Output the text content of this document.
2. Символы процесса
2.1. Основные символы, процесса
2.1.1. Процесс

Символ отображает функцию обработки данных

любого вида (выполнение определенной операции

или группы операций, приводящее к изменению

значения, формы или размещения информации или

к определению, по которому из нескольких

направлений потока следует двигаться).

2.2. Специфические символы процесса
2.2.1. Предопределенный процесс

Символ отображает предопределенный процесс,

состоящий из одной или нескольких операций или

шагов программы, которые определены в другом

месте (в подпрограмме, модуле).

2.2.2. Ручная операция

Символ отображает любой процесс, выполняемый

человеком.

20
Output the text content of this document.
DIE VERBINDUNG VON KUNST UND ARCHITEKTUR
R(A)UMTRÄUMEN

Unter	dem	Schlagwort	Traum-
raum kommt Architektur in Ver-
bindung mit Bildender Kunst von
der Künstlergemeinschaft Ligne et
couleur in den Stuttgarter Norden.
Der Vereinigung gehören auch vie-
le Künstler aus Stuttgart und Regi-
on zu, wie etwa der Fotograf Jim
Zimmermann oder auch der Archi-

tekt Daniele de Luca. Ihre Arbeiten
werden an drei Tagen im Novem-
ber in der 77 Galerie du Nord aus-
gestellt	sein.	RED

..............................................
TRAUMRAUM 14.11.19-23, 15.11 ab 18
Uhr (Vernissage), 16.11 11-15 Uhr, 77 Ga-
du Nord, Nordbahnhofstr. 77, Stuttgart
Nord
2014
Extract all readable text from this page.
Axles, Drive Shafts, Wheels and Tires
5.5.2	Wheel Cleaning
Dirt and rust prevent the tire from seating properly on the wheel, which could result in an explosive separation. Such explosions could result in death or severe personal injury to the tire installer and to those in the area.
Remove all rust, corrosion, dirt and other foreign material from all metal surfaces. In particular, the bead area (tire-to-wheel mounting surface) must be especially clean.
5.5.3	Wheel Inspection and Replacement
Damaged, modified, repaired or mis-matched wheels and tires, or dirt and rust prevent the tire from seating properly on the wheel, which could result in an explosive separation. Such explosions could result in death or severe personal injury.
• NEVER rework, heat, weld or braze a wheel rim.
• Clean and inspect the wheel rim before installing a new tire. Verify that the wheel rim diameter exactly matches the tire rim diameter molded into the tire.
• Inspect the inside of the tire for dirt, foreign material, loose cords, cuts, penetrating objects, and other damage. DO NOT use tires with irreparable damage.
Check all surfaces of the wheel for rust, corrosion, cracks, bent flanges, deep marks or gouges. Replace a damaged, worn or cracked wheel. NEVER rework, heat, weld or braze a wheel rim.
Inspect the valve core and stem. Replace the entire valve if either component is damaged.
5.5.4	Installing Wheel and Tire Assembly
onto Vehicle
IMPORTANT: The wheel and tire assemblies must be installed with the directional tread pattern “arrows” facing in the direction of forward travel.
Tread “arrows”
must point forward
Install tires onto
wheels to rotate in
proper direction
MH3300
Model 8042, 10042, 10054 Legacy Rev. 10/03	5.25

--------------------------------

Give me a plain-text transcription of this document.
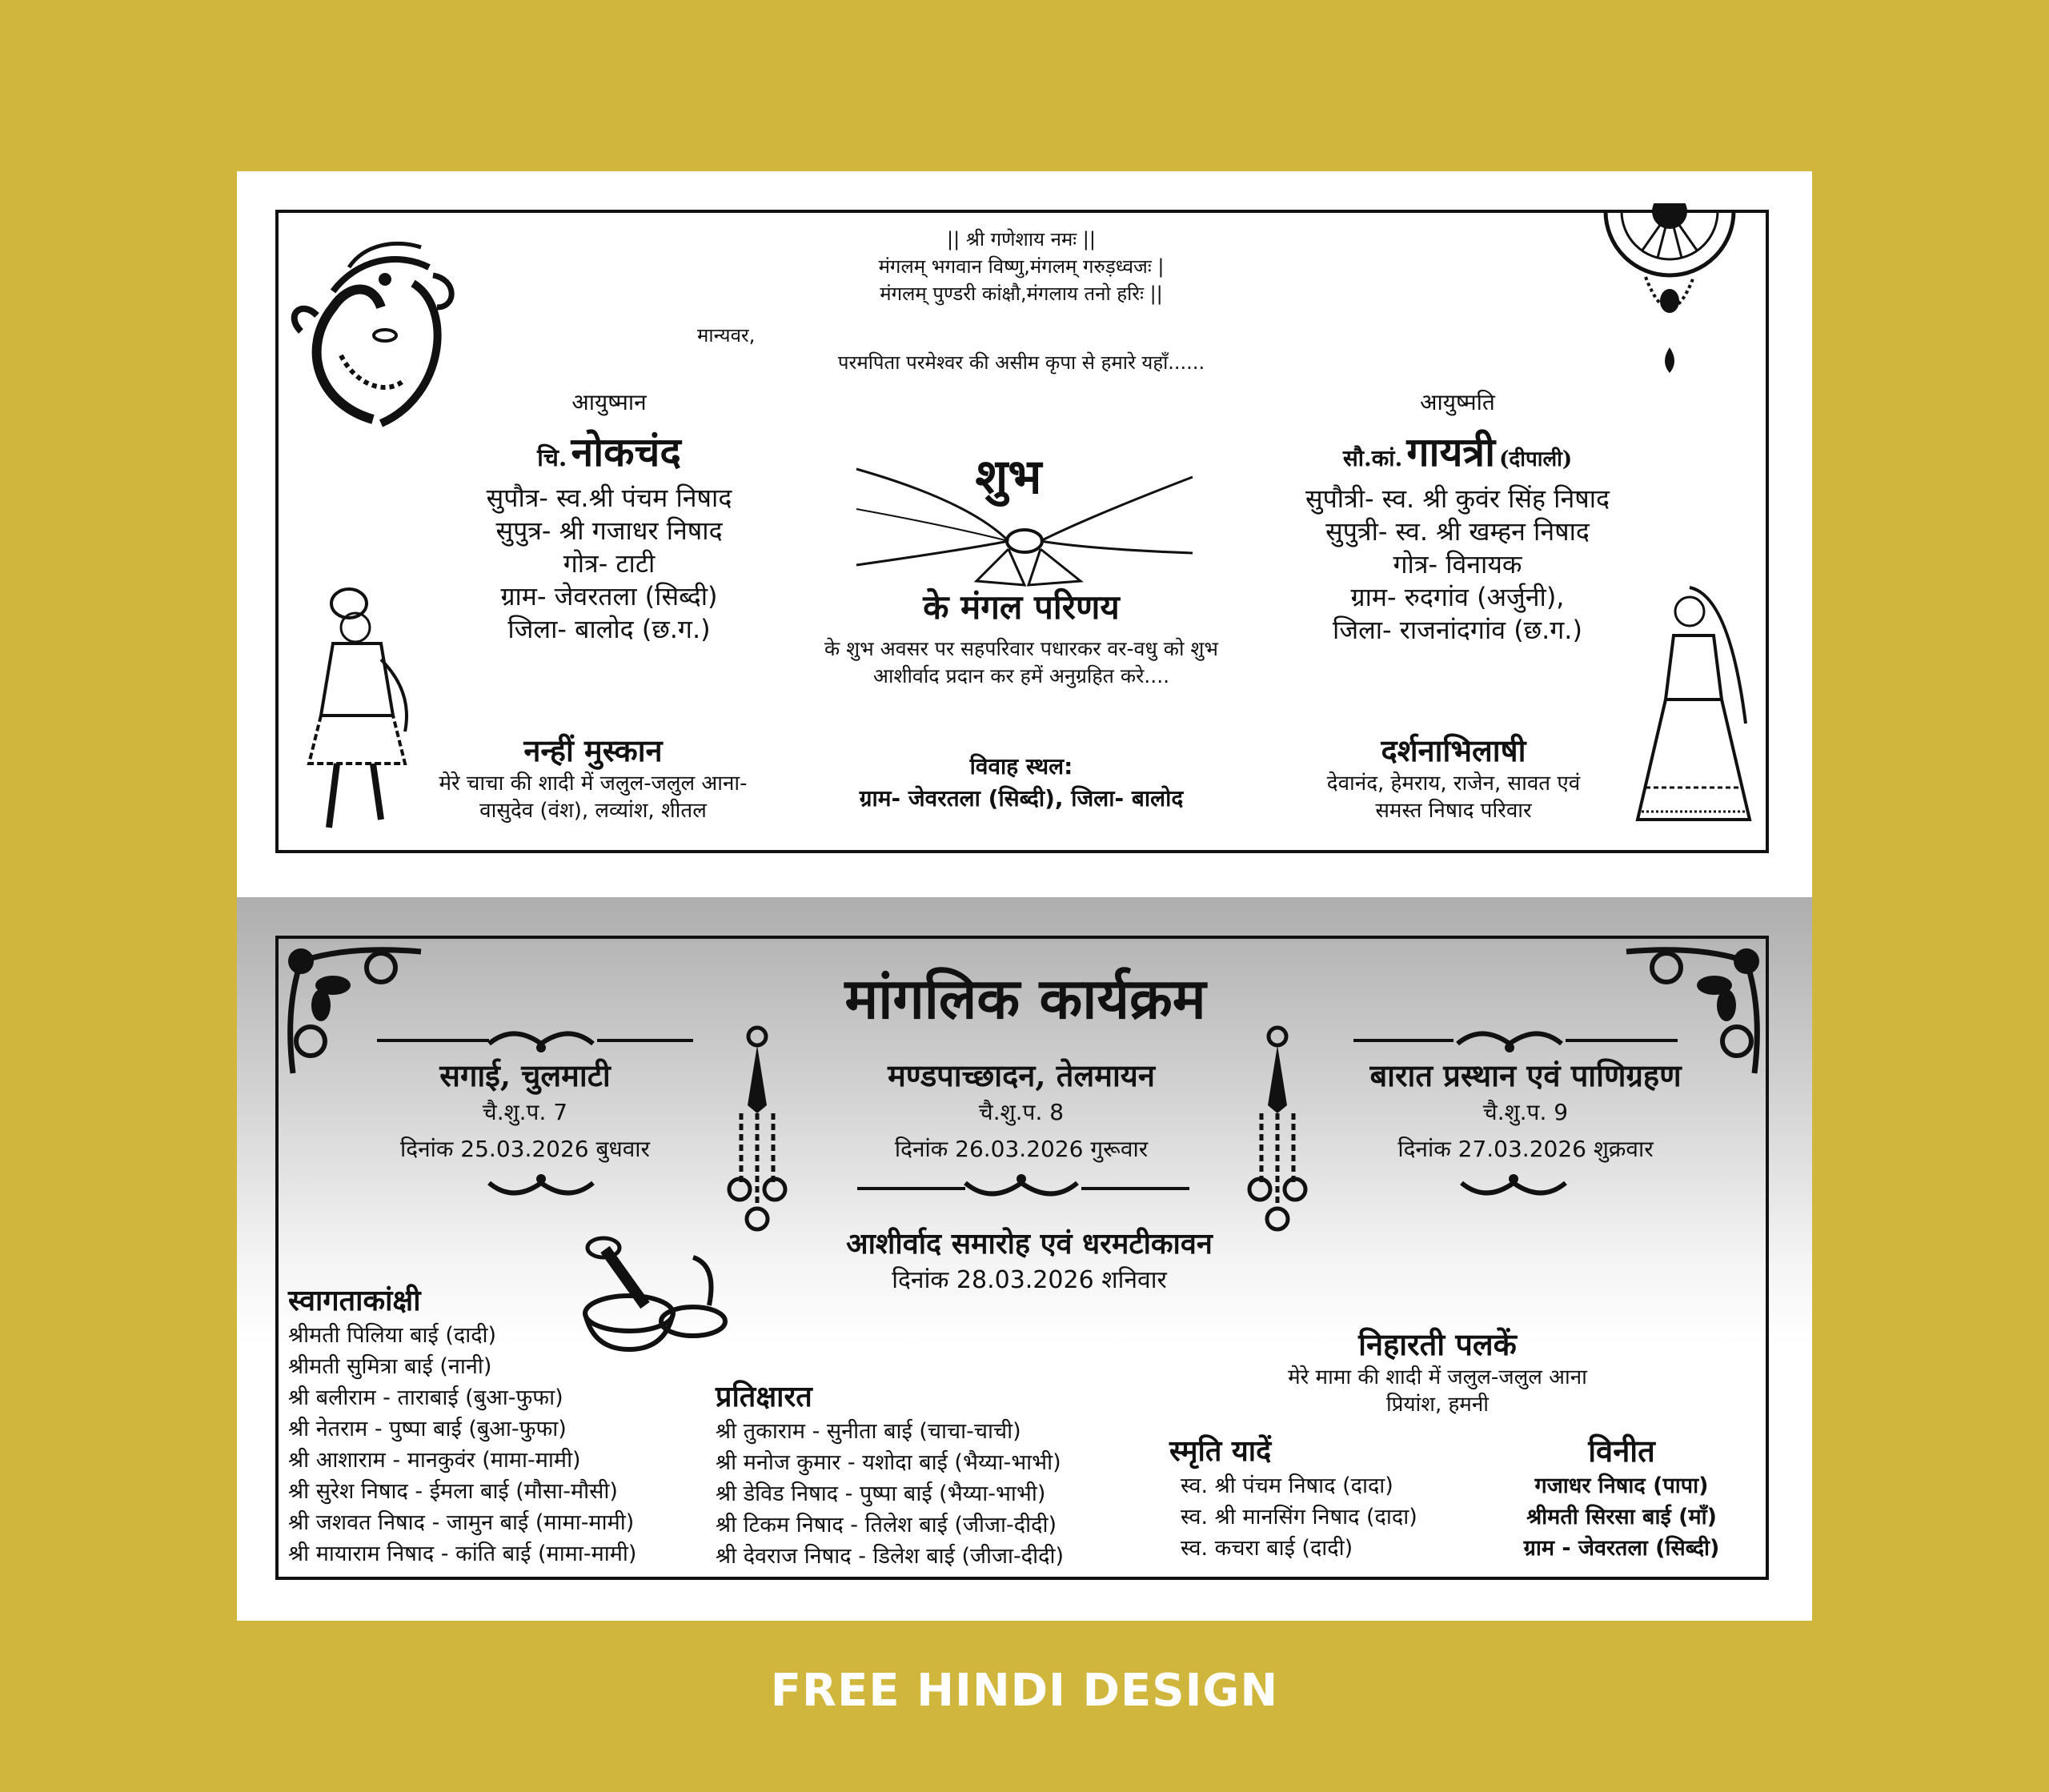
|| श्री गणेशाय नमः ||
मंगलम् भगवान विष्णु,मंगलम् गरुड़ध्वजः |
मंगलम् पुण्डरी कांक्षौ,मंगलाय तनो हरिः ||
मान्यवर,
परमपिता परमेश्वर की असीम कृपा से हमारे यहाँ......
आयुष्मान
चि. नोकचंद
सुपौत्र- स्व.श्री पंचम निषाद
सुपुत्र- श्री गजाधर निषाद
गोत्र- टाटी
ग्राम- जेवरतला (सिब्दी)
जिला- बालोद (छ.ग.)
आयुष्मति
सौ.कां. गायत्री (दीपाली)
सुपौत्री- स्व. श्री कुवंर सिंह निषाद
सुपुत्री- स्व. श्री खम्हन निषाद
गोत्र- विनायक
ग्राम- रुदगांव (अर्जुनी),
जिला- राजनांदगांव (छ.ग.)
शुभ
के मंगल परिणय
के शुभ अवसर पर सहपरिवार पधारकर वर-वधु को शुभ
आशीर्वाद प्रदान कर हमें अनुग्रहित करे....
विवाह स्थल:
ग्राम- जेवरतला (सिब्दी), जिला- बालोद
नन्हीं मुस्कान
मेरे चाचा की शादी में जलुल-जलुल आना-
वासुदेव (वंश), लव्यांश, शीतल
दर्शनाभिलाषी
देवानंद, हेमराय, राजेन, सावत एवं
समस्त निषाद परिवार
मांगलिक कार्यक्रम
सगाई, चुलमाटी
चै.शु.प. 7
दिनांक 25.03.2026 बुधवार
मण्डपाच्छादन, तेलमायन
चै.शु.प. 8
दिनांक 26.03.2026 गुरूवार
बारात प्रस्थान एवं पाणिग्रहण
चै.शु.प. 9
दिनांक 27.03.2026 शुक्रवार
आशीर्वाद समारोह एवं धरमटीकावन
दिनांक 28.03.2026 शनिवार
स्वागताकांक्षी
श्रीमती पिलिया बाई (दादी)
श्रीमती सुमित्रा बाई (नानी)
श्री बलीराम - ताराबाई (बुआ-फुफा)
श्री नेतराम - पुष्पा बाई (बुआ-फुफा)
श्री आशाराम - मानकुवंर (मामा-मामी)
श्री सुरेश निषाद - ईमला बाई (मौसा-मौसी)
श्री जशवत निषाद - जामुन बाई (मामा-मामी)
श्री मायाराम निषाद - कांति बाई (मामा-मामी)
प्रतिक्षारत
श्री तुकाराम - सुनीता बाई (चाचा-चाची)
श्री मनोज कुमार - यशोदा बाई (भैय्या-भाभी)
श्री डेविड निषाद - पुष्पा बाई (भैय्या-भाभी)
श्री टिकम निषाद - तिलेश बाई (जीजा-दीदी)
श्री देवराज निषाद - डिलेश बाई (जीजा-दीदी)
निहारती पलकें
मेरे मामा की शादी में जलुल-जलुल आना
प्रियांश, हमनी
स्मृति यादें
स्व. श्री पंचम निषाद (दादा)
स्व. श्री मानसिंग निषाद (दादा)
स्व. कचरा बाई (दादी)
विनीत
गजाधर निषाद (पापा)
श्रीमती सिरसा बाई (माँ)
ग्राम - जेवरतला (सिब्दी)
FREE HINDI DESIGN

--------------------------------

Instructions to follow
Pull out each line of the records holding the string "properly".

The answer
Dirt and rust prevent the tire from seating properly on the wheel, which could result in an explosive separation. Such explosions could result in death or severe personal injury to the tire installer and to those in the area.
Damaged, modified, repaired or mis-matched wheels and tires, or dirt and rust prevent the tire from seating properly on the wheel, which could result in an explosive separation. Such explosions could result in death or severe personal injury.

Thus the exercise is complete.